- **Exercise**:
Scan the data. Collect each line that contains the word "weekday".

Dataset rows:
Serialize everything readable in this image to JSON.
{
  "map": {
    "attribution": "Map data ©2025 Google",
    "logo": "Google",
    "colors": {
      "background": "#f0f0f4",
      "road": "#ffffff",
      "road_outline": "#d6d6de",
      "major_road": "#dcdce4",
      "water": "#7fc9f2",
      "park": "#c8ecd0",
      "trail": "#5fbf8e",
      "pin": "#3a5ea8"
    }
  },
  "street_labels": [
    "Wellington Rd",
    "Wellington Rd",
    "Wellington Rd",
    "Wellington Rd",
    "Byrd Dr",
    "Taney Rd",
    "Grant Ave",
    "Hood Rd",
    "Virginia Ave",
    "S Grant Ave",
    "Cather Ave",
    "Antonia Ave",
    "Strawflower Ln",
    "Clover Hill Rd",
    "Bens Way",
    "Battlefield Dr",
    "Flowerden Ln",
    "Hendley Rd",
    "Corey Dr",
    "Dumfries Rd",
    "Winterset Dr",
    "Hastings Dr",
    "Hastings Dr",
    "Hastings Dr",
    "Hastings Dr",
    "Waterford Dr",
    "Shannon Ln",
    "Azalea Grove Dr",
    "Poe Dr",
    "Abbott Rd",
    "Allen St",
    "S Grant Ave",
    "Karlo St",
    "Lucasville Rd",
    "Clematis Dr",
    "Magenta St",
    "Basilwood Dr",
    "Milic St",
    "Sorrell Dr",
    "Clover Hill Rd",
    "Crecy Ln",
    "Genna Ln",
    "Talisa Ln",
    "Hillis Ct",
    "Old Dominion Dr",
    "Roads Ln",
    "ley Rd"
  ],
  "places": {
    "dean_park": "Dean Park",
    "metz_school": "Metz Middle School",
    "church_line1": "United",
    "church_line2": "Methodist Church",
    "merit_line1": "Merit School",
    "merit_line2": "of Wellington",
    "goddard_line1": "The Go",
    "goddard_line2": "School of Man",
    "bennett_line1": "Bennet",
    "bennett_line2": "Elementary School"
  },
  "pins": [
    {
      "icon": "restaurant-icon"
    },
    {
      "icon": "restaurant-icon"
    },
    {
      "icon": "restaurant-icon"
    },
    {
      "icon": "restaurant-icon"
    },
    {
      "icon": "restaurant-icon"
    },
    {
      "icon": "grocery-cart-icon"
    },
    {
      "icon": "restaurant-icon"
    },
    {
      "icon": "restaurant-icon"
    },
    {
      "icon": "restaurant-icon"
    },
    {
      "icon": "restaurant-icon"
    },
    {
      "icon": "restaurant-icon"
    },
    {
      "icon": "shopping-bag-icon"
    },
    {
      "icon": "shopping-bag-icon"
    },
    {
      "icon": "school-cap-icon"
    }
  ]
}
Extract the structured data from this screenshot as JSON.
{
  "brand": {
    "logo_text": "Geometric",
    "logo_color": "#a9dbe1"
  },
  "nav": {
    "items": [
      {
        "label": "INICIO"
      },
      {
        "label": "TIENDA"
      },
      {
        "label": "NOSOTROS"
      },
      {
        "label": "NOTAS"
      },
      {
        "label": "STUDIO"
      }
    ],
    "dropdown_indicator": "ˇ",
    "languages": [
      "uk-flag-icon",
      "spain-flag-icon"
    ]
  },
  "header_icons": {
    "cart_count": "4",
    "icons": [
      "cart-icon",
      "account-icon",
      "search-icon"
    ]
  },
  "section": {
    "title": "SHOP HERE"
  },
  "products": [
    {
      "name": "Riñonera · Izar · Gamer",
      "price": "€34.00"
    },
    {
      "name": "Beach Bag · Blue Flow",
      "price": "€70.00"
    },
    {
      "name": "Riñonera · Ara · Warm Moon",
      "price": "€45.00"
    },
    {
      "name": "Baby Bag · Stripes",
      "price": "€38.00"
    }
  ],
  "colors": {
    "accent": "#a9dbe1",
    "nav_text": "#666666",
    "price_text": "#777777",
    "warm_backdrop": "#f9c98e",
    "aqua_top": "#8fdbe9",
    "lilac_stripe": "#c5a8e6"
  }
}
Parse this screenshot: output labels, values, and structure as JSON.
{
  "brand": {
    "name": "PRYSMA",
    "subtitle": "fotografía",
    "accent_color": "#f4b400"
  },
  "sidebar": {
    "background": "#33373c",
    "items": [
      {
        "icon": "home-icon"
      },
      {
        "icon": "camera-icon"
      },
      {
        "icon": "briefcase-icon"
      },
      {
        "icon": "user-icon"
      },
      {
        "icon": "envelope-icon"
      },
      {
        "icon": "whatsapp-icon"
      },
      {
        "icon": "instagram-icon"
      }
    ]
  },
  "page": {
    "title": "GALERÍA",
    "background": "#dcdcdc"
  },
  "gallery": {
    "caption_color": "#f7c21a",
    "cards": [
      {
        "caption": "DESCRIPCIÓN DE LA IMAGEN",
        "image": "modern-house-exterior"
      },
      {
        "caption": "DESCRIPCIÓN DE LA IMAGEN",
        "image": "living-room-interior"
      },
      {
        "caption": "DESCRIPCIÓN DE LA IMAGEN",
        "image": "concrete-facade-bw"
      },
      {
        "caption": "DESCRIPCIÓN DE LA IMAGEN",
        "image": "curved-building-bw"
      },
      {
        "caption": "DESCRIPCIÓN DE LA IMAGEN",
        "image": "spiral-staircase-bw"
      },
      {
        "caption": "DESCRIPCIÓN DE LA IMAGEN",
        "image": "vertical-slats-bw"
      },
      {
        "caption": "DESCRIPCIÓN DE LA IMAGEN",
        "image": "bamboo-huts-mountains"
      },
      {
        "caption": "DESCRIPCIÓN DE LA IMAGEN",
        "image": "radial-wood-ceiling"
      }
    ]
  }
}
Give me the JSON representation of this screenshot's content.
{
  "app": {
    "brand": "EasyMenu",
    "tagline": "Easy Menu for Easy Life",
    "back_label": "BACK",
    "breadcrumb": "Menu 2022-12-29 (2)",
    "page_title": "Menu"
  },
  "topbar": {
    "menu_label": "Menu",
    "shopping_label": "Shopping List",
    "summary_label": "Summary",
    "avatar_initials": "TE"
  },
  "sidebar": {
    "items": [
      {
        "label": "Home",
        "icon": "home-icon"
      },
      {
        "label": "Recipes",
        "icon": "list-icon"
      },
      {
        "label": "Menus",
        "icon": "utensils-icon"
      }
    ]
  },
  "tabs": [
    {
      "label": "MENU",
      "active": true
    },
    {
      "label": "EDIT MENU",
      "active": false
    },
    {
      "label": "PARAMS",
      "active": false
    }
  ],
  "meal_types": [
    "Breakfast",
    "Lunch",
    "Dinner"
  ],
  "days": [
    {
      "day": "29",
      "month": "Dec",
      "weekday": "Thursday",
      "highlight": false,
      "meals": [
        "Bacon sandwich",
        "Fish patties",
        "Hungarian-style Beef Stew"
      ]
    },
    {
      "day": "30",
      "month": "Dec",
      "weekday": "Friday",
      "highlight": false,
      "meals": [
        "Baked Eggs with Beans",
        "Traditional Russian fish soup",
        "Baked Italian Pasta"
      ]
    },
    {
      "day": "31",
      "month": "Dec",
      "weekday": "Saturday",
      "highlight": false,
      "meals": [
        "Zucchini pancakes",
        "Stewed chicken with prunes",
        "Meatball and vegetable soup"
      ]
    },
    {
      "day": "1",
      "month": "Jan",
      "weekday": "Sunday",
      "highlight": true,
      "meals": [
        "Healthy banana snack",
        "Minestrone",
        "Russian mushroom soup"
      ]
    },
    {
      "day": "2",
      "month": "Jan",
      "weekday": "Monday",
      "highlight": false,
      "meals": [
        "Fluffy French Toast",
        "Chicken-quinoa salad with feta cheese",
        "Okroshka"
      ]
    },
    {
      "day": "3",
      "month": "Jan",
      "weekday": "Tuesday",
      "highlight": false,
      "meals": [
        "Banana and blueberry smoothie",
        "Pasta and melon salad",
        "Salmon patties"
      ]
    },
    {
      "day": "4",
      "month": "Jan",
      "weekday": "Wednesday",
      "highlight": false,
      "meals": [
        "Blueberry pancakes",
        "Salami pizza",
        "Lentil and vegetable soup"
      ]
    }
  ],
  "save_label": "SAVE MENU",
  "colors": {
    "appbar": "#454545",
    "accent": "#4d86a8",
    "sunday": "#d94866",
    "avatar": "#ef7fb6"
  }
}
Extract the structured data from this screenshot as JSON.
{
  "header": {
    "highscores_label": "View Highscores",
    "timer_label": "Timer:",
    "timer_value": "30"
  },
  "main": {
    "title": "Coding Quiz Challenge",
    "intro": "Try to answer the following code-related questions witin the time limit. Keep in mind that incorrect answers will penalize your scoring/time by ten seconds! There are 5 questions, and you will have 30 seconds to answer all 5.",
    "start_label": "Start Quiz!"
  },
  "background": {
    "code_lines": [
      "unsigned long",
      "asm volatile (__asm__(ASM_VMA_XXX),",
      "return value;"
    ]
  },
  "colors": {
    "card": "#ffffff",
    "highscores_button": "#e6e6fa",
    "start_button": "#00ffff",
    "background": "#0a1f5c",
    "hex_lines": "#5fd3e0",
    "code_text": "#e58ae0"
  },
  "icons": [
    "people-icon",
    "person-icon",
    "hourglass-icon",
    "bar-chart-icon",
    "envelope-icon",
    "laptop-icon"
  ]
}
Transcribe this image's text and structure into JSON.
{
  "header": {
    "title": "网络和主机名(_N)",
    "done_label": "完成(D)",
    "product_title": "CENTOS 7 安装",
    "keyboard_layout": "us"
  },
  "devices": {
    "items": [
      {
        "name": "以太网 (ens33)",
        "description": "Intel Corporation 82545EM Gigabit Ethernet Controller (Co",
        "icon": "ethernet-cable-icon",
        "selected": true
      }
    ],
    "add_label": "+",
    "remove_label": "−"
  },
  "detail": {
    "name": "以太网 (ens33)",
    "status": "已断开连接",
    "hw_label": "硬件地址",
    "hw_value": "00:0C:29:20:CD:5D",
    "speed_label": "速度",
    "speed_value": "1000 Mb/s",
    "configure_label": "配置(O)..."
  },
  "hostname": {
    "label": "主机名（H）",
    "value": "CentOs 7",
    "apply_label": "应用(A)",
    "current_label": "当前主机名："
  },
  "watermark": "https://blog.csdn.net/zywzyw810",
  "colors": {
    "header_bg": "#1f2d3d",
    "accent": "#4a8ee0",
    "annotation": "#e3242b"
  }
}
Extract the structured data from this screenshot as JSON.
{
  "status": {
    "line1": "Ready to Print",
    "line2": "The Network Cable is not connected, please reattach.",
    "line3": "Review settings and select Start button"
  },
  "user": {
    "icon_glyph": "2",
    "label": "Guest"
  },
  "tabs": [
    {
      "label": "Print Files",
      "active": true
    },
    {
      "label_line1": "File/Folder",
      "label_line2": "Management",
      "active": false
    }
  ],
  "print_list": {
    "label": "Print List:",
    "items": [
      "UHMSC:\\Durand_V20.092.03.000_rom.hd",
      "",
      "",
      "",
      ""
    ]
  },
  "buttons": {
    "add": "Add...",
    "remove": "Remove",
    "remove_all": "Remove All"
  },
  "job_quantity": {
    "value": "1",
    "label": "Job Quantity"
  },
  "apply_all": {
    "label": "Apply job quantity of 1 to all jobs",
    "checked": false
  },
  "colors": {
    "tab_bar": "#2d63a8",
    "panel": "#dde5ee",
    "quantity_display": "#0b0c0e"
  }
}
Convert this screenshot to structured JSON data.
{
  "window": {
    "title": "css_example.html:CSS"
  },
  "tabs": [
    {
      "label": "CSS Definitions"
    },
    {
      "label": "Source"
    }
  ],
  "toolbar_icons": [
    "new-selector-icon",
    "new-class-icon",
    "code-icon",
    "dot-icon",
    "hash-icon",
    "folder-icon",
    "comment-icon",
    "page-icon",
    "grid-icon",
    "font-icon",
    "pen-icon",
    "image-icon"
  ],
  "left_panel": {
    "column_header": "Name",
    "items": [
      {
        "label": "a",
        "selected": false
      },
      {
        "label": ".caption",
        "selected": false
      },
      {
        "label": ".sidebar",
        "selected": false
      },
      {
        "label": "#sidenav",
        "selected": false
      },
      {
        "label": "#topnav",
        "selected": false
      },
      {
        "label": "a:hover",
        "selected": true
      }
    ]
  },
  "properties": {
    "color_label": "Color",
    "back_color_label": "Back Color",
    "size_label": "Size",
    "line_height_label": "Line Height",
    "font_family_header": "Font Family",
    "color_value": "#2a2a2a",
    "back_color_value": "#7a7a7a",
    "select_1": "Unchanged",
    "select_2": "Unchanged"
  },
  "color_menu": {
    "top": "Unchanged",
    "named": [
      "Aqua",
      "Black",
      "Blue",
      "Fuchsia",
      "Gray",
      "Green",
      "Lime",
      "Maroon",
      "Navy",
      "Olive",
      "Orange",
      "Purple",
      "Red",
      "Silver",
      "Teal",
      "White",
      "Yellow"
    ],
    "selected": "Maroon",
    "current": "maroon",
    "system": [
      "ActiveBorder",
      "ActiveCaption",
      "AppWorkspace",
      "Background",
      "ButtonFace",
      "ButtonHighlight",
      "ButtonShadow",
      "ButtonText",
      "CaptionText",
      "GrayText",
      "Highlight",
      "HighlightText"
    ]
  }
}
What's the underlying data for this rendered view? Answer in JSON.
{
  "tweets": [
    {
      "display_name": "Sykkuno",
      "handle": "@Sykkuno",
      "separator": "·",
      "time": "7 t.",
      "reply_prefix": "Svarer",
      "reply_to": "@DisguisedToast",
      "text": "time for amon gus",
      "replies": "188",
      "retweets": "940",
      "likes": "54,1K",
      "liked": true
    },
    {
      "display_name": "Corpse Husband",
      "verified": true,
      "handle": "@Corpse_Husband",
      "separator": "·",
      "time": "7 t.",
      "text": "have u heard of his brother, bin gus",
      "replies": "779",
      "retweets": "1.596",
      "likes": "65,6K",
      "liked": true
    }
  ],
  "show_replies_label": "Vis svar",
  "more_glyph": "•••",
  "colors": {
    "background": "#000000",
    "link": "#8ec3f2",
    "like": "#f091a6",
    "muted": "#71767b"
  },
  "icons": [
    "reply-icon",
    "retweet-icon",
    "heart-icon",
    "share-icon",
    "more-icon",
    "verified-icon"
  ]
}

- **Response**:
      "weekday": "Thursday",
      "weekday": "Friday",
      "weekday": "Saturday",
      "weekday": "Sunday",
      "weekday": "Monday",
      "weekday": "Tuesday",
      "weekday": "Wednesday",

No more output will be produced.